Dataset rows about figures
━━━━━━━━━━━━━━━━

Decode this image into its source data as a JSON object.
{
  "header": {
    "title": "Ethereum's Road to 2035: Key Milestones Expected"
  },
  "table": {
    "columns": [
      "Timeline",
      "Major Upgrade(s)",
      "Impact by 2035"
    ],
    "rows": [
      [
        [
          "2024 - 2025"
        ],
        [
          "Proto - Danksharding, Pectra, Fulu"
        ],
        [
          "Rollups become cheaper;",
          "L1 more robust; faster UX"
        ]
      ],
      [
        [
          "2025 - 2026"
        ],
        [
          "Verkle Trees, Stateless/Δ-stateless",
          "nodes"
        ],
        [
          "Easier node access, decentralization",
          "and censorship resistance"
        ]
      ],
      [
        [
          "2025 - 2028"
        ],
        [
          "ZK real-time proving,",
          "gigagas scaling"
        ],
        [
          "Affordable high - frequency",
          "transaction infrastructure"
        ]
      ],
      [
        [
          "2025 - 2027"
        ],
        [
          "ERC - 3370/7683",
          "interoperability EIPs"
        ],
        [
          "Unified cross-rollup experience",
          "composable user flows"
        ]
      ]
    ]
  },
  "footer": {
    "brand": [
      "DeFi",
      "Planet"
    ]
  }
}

━━━━━━━━━━━━━━━━

> **WHAT TO DO**: Extract every record. Keep wording exact.

> **RESPONSE BELOW**:
Decode this image into its source data as a JSON object.
{
  "header": {
    "title": "Ethereum's Road to 2035: Key Milestones Expected"
  },
  "table": {
    "columns": [
      "Timeline",
      "Major Upgrade(s)",
      "Impact by 2035"
    ],
    "rows": [
      [
        [
          "2024 - 2025"
        ],
        [
          "Proto - Danksharding, Pectra, Fulu"
        ],
        [
          "Rollups become cheaper;",
          "L1 more robust; faster UX"
        ]
      ],
      [
        [
          "2025 - 2026"
        ],
        [
          "Verkle Trees, Stateless/Δ-stateless",
          "nodes"
        ],
        [
          "Easier node access, decentralization",
          "and censorship resistance"
        ]
      ],
      [
        [
          "2025 - 2028"
        ],
        [
          "ZK real-time proving,",
          "gigagas scaling"
        ],
        [
          "Affordable high - frequency",
          "transaction infrastructure"
        ]
      ],
      [
        [
          "2025 - 2027"
        ],
        [
          "ERC - 3370/7683",
          "interoperability EIPs"
        ],
        [
          "Unified cross-rollup experience",
          "composable user flows"
        ]
      ]
    ]
  },
  "footer": {
    "brand": [
      "DeFi",
      "Planet"
    ]
  }
}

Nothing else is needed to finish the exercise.